> [Work required]: Repeat the material verbatim. Images are excluded from the copy.

> [Supplied data]:

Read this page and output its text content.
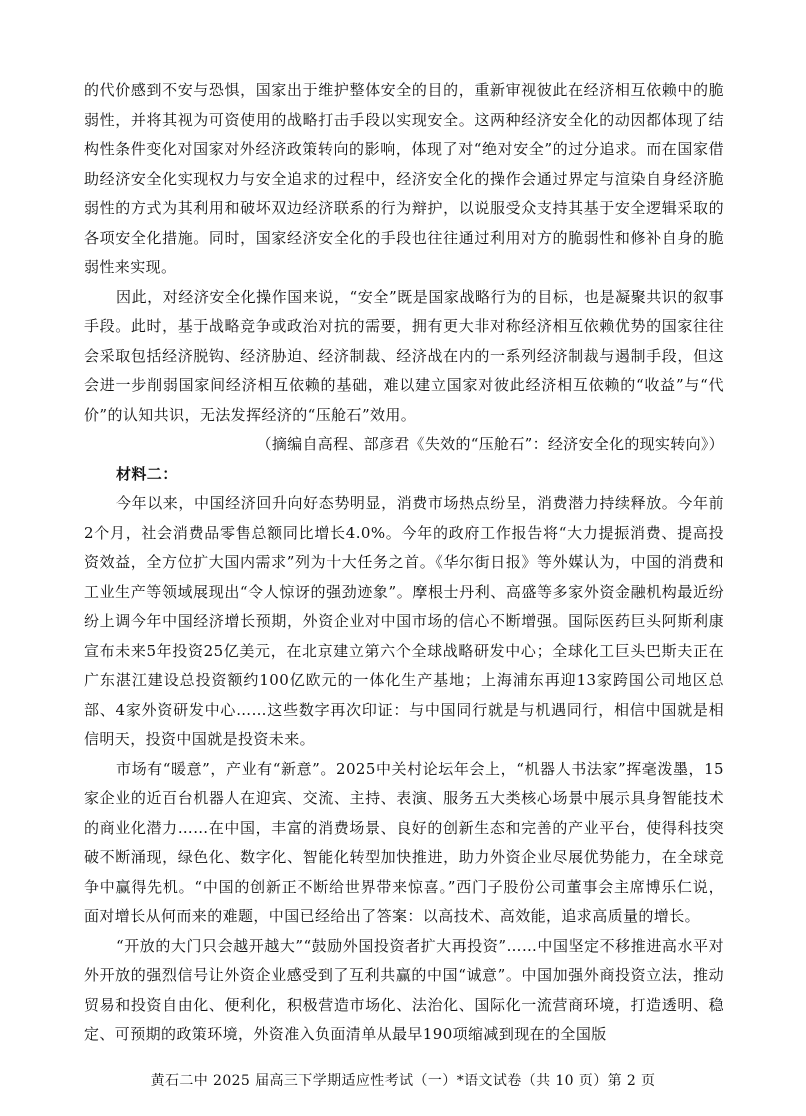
的代价感到不安与恐惧，国家出于维护整体安全的目的，重新审视彼此在经济相互依赖中的脆弱性，并将其视为可资使用的战略打击手段以实现安全。这两种经济安全化的动因都体现了结构性条件变化对国家对外经济政策转向的影响，体现了对“绝对安全”的过分追求。而在国家借助经济安全化实现权力与安全追求的过程中，经济安全化的操作会通过界定与渲染自身经济脆弱性的方式为其利用和破坏双边经济联系的行为辩护，以说服受众支持其基于安全逻辑采取的各项安全化措施。同时，国家经济安全化的手段也往往通过利用对方的脆弱性和修补自身的脆弱性来实现。

因此，对经济安全化操作国来说，“安全”既是国家战略行为的目标，也是凝聚共识的叙事手段。此时，基于战略竞争或政治对抗的需要，拥有更大非对称经济相互依赖优势的国家往往会采取包括经济脱钩、经济胁迫、经济制裁、经济战在内的一系列经济制裁与遏制手段，但这会进一步削弱国家间经济相互依赖的基础，难以建立国家对彼此经济相互依赖的“收益”与“代价”的认知共识，无法发挥经济的“压舱石”效用。

（摘编自高程、部彦君《失效的“压舱石”：经济安全化的现实转向》）

材料二：

今年以来，中国经济回升向好态势明显，消费市场热点纷呈，消费潜力持续释放。今年前2个月，社会消费品零售总额同比增长4.0%。今年的政府工作报告将“大力提振消费、提高投资效益，全方位扩大国内需求”列为十大任务之首。《华尔街日报》等外媒认为，中国的消费和工业生产等领域展现出“令人惊讶的强劲迹象”。摩根士丹利、高盛等多家外资金融机构最近纷纷上调今年中国经济增长预期，外资企业对中国市场的信心不断增强。国际医药巨头阿斯利康宣布未来5年投资25亿美元，在北京建立第六个全球战略研发中心；全球化工巨头巴斯夫正在广东湛江建设总投资额约100亿欧元的一体化生产基地；上海浦东再迎13家跨国公司地区总部、4家外资研发中心……这些数字再次印证：与中国同行就是与机遇同行，相信中国就是相信明天，投资中国就是投资未来。

市场有“暖意”，产业有“新意”。2025中关村论坛年会上，“机器人书法家”挥毫泼墨，15家企业的近百台机器人在迎宾、交流、主持、表演、服务五大类核心场景中展示具身智能技术的商业化潜力……在中国，丰富的消费场景、良好的创新生态和完善的产业平台，使得科技突破不断涌现，绿色化、数字化、智能化转型加快推进，助力外资企业尽展优势能力，在全球竞争中赢得先机。“中国的创新正不断给世界带来惊喜。”西门子股份公司董事会主席博乐仁说，面对增长从何而来的难题，中国已经给出了答案：以高技术、高效能，追求高质量的增长。

“开放的大门只会越开越大”“鼓励外国投资者扩大再投资”……中国坚定不移推进高水平对外开放的强烈信号让外资企业感受到了互利共赢的中国“诚意”。中国加强外商投资立法，推动贸易和投资自由化、便利化，积极营造市场化、法治化、国际化一流营商环境，打造透明、稳定、可预期的政策环境，外资准入负面清单从最早190项缩减到现在的全国版

黄石二中 2025 届高三下学期适应性考试（一）*语文试卷（共 10 页）第 2 页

> [Exercise result]:
Read this page and output its text content.
的代价感到不安与恐惧，国家出于维护整体安全的目的，重新审视彼此在经济相互依赖中的脆弱性，并将其视为可资使用的战略打击手段以实现安全。这两种经济安全化的动因都体现了结构性条件变化对国家对外经济政策转向的影响，体现了对“绝对安全”的过分追求。而在国家借助经济安全化实现权力与安全追求的过程中，经济安全化的操作会通过界定与渲染自身经济脆弱性的方式为其利用和破坏双边经济联系的行为辩护，以说服受众支持其基于安全逻辑采取的各项安全化措施。同时，国家经济安全化的手段也往往通过利用对方的脆弱性和修补自身的脆弱性来实现。

因此，对经济安全化操作国来说，“安全”既是国家战略行为的目标，也是凝聚共识的叙事手段。此时，基于战略竞争或政治对抗的需要，拥有更大非对称经济相互依赖优势的国家往往会采取包括经济脱钩、经济胁迫、经济制裁、经济战在内的一系列经济制裁与遏制手段，但这会进一步削弱国家间经济相互依赖的基础，难以建立国家对彼此经济相互依赖的“收益”与“代价”的认知共识，无法发挥经济的“压舱石”效用。

（摘编自高程、部彦君《失效的“压舱石”：经济安全化的现实转向》）

材料二：

今年以来，中国经济回升向好态势明显，消费市场热点纷呈，消费潜力持续释放。今年前2个月，社会消费品零售总额同比增长4.0%。今年的政府工作报告将“大力提振消费、提高投资效益，全方位扩大国内需求”列为十大任务之首。《华尔街日报》等外媒认为，中国的消费和工业生产等领域展现出“令人惊讶的强劲迹象”。摩根士丹利、高盛等多家外资金融机构最近纷纷上调今年中国经济增长预期，外资企业对中国市场的信心不断增强。国际医药巨头阿斯利康宣布未来5年投资25亿美元，在北京建立第六个全球战略研发中心；全球化工巨头巴斯夫正在广东湛江建设总投资额约100亿欧元的一体化生产基地；上海浦东再迎13家跨国公司地区总部、4家外资研发中心……这些数字再次印证：与中国同行就是与机遇同行，相信中国就是相信明天，投资中国就是投资未来。

市场有“暖意”，产业有“新意”。2025中关村论坛年会上，“机器人书法家”挥毫泼墨，15家企业的近百台机器人在迎宾、交流、主持、表演、服务五大类核心场景中展示具身智能技术的商业化潜力……在中国，丰富的消费场景、良好的创新生态和完善的产业平台，使得科技突破不断涌现，绿色化、数字化、智能化转型加快推进，助力外资企业尽展优势能力，在全球竞争中赢得先机。“中国的创新正不断给世界带来惊喜。”西门子股份公司董事会主席博乐仁说，面对增长从何而来的难题，中国已经给出了答案：以高技术、高效能，追求高质量的增长。

“开放的大门只会越开越大”“鼓励外国投资者扩大再投资”……中国坚定不移推进高水平对外开放的强烈信号让外资企业感受到了互利共赢的中国“诚意”。中国加强外商投资立法，推动贸易和投资自由化、便利化，积极营造市场化、法治化、国际化一流营商环境，打造透明、稳定、可预期的政策环境，外资准入负面清单从最早190项缩减到现在的全国版

黄石二中 2025 届高三下学期适应性考试（一）*语文试卷（共 10 页）第 2 页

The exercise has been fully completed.